What this task involves: Which lines in the items below contain the word "their"? Pick out each of those lines and copy it in full.

=======

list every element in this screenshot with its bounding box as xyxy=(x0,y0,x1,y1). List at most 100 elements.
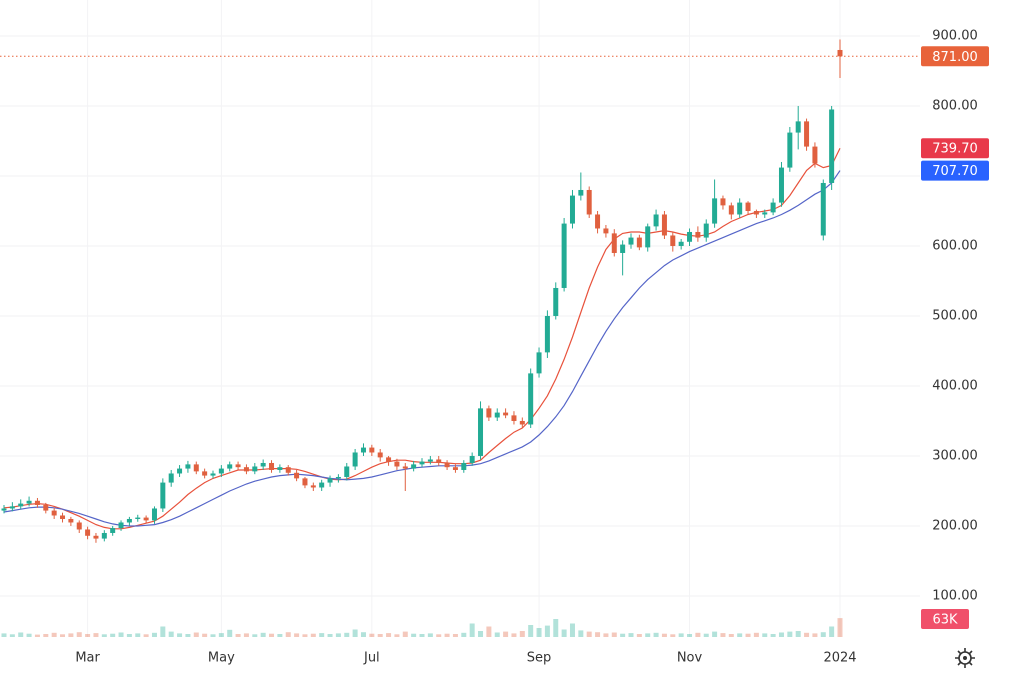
settings-button[interactable] xyxy=(955,648,975,668)
price-marker-label: 707.70 xyxy=(932,164,978,179)
candle-body xyxy=(553,287,559,316)
volume-bar xyxy=(386,633,392,637)
volume-bar xyxy=(511,633,517,637)
volume-bar xyxy=(812,633,818,637)
candle-body xyxy=(143,517,149,521)
volume-bar xyxy=(269,633,275,637)
candle-body xyxy=(51,510,57,516)
volume-bar xyxy=(210,634,216,637)
candle-body xyxy=(419,461,425,465)
volume-bar xyxy=(670,634,676,637)
candle-body xyxy=(712,198,718,224)
candle-body xyxy=(569,195,575,224)
candle-body xyxy=(310,485,316,488)
volume-bar xyxy=(486,626,492,637)
volume-bar xyxy=(151,632,157,637)
candle-body xyxy=(678,241,684,246)
volume-bar xyxy=(260,632,266,637)
volume-bar xyxy=(160,626,166,637)
volume-bar xyxy=(544,625,550,637)
volume-bar xyxy=(202,633,208,637)
volume-bar xyxy=(469,623,475,637)
candle-body xyxy=(135,517,141,519)
volume-bar xyxy=(528,625,534,637)
candle-body xyxy=(745,202,751,211)
volume-bar xyxy=(218,633,224,637)
gear-teeth xyxy=(955,648,975,668)
candle-body xyxy=(68,518,74,523)
candle-body xyxy=(369,447,375,453)
volume-bar xyxy=(335,633,341,637)
candle-body xyxy=(586,189,592,215)
candle-body xyxy=(168,473,174,483)
candle-body xyxy=(352,452,358,467)
x-tick-label: Mar xyxy=(75,651,100,666)
candle-body xyxy=(720,198,726,206)
volume-bar xyxy=(703,633,709,637)
candle-body xyxy=(620,244,626,253)
y-tick-label: 800.00 xyxy=(932,98,978,113)
candle-body xyxy=(503,412,509,416)
candle-body xyxy=(9,506,15,509)
candle-body xyxy=(595,214,601,229)
volume-bar xyxy=(60,634,66,637)
candle-body xyxy=(519,420,525,425)
y-tick-label: 300.00 xyxy=(932,448,978,463)
volume-bar xyxy=(728,634,734,637)
volume-bar xyxy=(135,633,141,637)
candle-body xyxy=(227,464,233,469)
volume-bar xyxy=(419,634,425,637)
candle-body xyxy=(486,408,492,418)
volume-bar xyxy=(837,618,843,637)
volume-bar xyxy=(110,633,116,637)
candle-body xyxy=(561,223,567,288)
candle-body xyxy=(536,352,542,374)
candle-body xyxy=(177,468,183,474)
volume-bar xyxy=(561,629,567,637)
volume-bar xyxy=(285,632,291,637)
volume-bar xyxy=(595,632,601,637)
candle-body xyxy=(34,500,40,505)
candle-body xyxy=(687,231,693,242)
candle-body xyxy=(829,109,835,183)
volume-bar xyxy=(344,632,350,637)
volume-marker-label: 63K xyxy=(932,613,958,628)
volume-bar xyxy=(427,633,433,637)
candle-body xyxy=(820,182,826,236)
volume-bar xyxy=(436,634,442,637)
volume-bar xyxy=(536,628,542,637)
volume-bar xyxy=(829,626,835,637)
volume-bar xyxy=(603,633,609,637)
candle-body xyxy=(319,482,325,488)
candle-body xyxy=(837,49,843,57)
candle-body xyxy=(528,373,534,425)
volume-bar xyxy=(661,633,667,637)
candle-body xyxy=(670,235,676,246)
x-tick-label: Sep xyxy=(527,651,552,666)
volume-bar xyxy=(143,634,149,637)
candle-body xyxy=(18,503,24,507)
candle-body xyxy=(43,504,49,511)
volume-bar xyxy=(770,634,776,637)
y-tick-label: 400.00 xyxy=(932,378,978,393)
candle-body xyxy=(653,214,659,227)
volume-bar xyxy=(227,629,233,637)
price-marker-box xyxy=(921,46,989,67)
candle-body xyxy=(778,167,784,203)
candle-body xyxy=(645,226,651,248)
candle-body xyxy=(427,459,433,462)
gear-center xyxy=(963,656,967,660)
volume-bar xyxy=(252,634,258,637)
volume-bar xyxy=(302,634,308,637)
volume-bar xyxy=(168,631,174,637)
volume-bar xyxy=(51,632,57,637)
volume-bar xyxy=(377,634,383,637)
candle-body xyxy=(210,473,216,476)
candle-body xyxy=(386,457,392,462)
candle-body xyxy=(76,522,82,530)
candle-body xyxy=(110,528,116,533)
candle-body xyxy=(126,518,132,523)
volume-bar xyxy=(444,633,450,637)
volume-bar xyxy=(695,632,701,637)
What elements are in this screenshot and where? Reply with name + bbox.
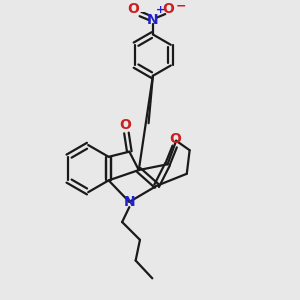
Text: O: O (163, 2, 175, 16)
Text: +: + (155, 5, 165, 15)
Text: O: O (169, 132, 181, 146)
Text: N: N (124, 195, 135, 209)
Text: N: N (147, 13, 159, 26)
Text: O: O (128, 2, 140, 16)
Text: O: O (119, 118, 131, 132)
Text: −: − (176, 0, 186, 13)
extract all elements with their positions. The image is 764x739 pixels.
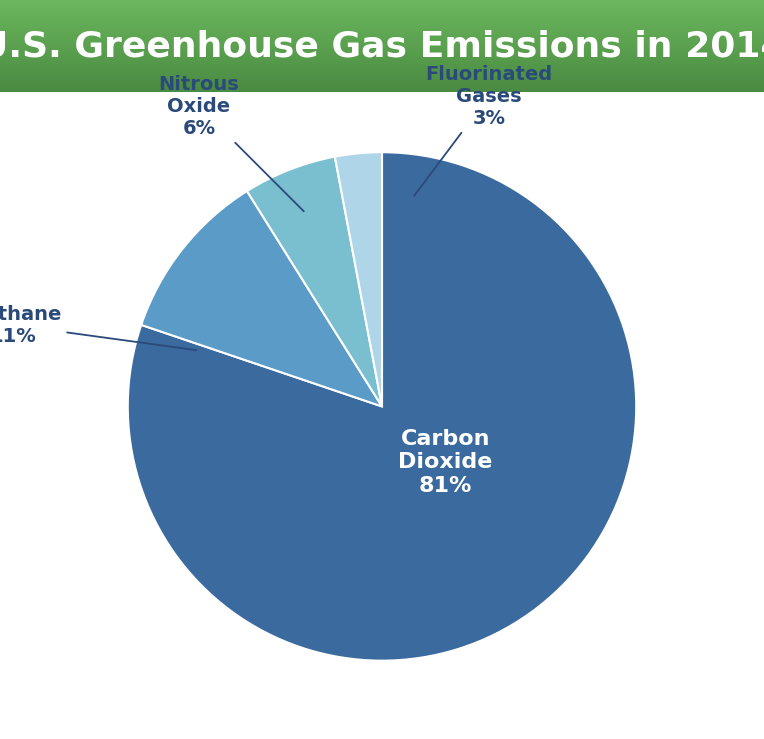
- Wedge shape: [141, 191, 382, 406]
- Text: Methane
11%: Methane 11%: [0, 304, 196, 350]
- Wedge shape: [335, 152, 382, 406]
- Text: Nitrous
Oxide
6%: Nitrous Oxide 6%: [159, 75, 304, 211]
- Text: U.S. Greenhouse Gas Emissions in 2014: U.S. Greenhouse Gas Emissions in 2014: [0, 29, 764, 64]
- Text: Fluorinated
Gases
3%: Fluorinated Gases 3%: [414, 65, 552, 196]
- Wedge shape: [247, 157, 382, 406]
- Wedge shape: [128, 152, 636, 661]
- Text: Carbon
Dioxide
81%: Carbon Dioxide 81%: [398, 429, 493, 496]
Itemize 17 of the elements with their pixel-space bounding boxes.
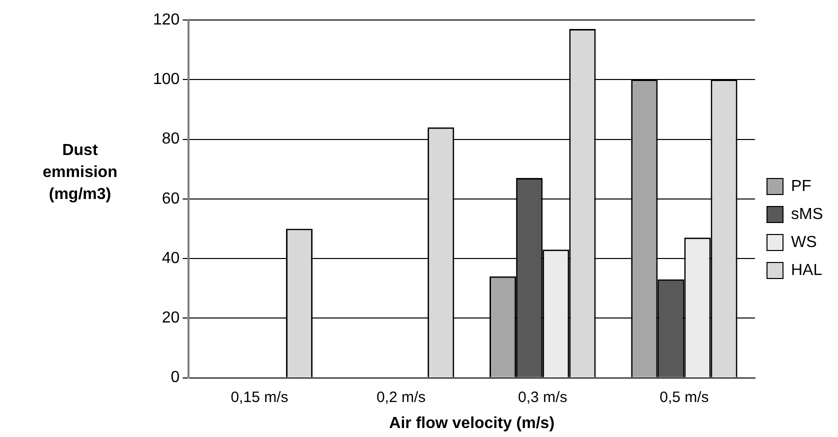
- y-tick-label: 40: [162, 250, 180, 267]
- x-tick-label: 0,3 m/s: [518, 388, 568, 406]
- y-tick-label: 20: [162, 310, 180, 327]
- y-tick-label: 100: [152, 71, 180, 88]
- x-tick-label: 0,15 m/s: [230, 388, 288, 406]
- y-axis-title: Dust emmision (mg/m3): [42, 141, 118, 205]
- y-tick-label: 60: [162, 190, 180, 208]
- y-tick-label: 120: [152, 11, 180, 28]
- legend-label: HAL: [791, 262, 822, 279]
- x-tick-label: 0,5 m/s: [660, 388, 709, 406]
- y-tick-label: 0: [170, 369, 180, 386]
- legend-label: PF: [791, 178, 812, 195]
- legend-label: WS: [791, 234, 817, 251]
- legend-label: sMS: [791, 206, 823, 223]
- x-tick-label: 0,2 m/s: [376, 388, 426, 406]
- y-tick-label: 80: [162, 130, 180, 148]
- x-axis-title: Air flow velocity (m/s): [389, 414, 555, 432]
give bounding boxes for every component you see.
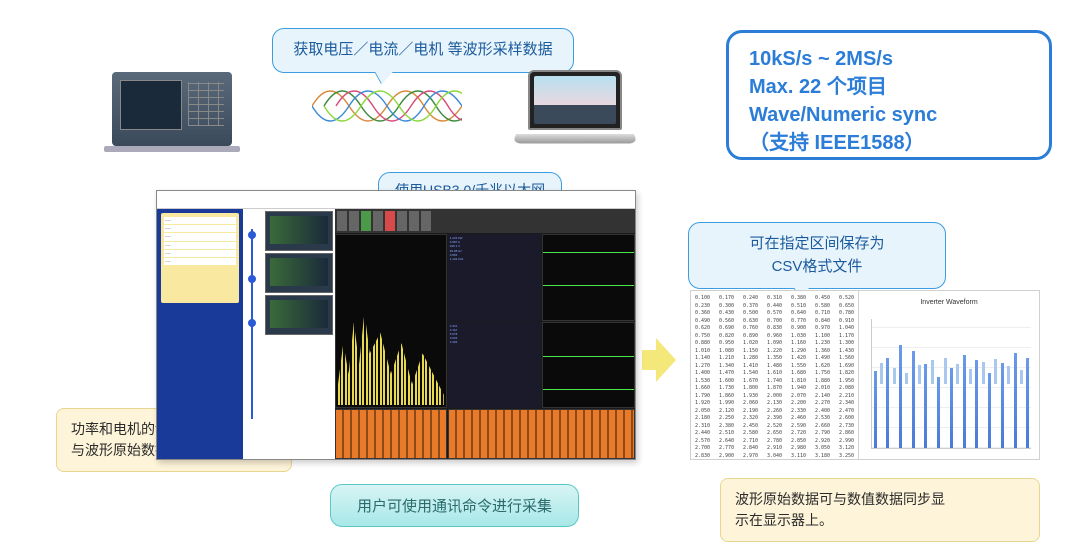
line: 波形原始数据可与数值数据同步显: [735, 489, 1025, 510]
line: （支持 IEEE1588）: [749, 129, 1029, 157]
sw-harmonics-panel: [335, 409, 447, 459]
sw-titlebar: [157, 191, 635, 209]
device-base: [104, 146, 240, 152]
callout-sync-display: 波形原始数据可与数值数据同步显 示在显示器上。: [720, 478, 1040, 542]
csv-data-columns: 0.1000.1700.2400.3100.3800.4500.5200.230…: [691, 291, 858, 459]
sw-network-tree: [243, 209, 263, 459]
sw-toolbar: [335, 209, 635, 233]
sw-numeric-panel: 1.234 kW0.987 A230.1 V49.98 Hz0.8561.102…: [448, 234, 541, 321]
text: 用户可使用通讯命令进行采集: [357, 498, 552, 515]
line: CSV格式文件: [707, 256, 927, 279]
csv-embedded-chart: Inverter Waveform: [858, 291, 1039, 459]
csv-chart-title: Inverter Waveform: [867, 299, 1031, 306]
line: Wave/Numeric sync: [749, 101, 1029, 129]
callout-csv-save: 可在指定区间保存为 CSV格式文件: [688, 222, 946, 289]
sine-waves-icon: [312, 76, 462, 136]
callout-comm-commands: 用户可使用通讯命令进行采集: [330, 484, 579, 527]
callout-acquire-waveform: 获取电压／电流／电机 等波形采样数据: [272, 28, 574, 73]
arrow-right-icon: [642, 338, 676, 382]
sw-body: ──────────── 1.234 kW0.987 A230.1 V49.98…: [157, 209, 635, 459]
sw-thumb: [265, 295, 333, 335]
sw-thumb: [265, 253, 333, 293]
feature-spec-box: 10kS/s ~ 2MS/s Max. 22 个项目 Wave/Numeric …: [726, 30, 1052, 160]
sw-wave-panel: [542, 234, 635, 321]
sw-harmonics-panel2: [448, 409, 635, 459]
sw-thumb: [265, 211, 333, 251]
line: 示在显示器上。: [735, 510, 1025, 531]
sw-config-panel: ────────────: [161, 213, 239, 303]
csv-chart-area: [871, 319, 1031, 449]
laptop-base: [513, 134, 638, 144]
line: Max. 22 个项目: [749, 73, 1029, 101]
line: 10kS/s ~ 2MS/s: [749, 45, 1029, 73]
sw-device-thumbs: [263, 209, 335, 459]
sw-main-panels: 1.234 kW0.987 A230.1 V49.98 Hz0.8561.102…: [335, 209, 635, 459]
csv-spreadsheet-preview: 0.1000.1700.2400.3100.3800.4500.5200.230…: [690, 290, 1040, 460]
sw-wave-panel2: [542, 322, 635, 409]
sw-numeric-panel2: 2.3410.1125.6780.0031.904: [448, 322, 541, 409]
power-analyzer-device: [112, 72, 232, 146]
laptop-screen: [528, 70, 622, 130]
analysis-software-window: ──────────── 1.234 kW0.987 A230.1 V49.98…: [156, 190, 636, 460]
sw-spectrum-panel: [335, 234, 447, 408]
text: 获取电压／电流／电机 等波形采样数据: [293, 41, 552, 58]
sw-sidebar: ────────────: [157, 209, 243, 459]
line: 可在指定区间保存为: [707, 233, 927, 256]
laptop-icon: [516, 70, 634, 148]
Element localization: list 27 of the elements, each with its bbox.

=======

Exercise output:
extract all elements with their positions. The image is 764x739 pixels.
Itemize 17 of the elements with their pixel-space bounding boxes.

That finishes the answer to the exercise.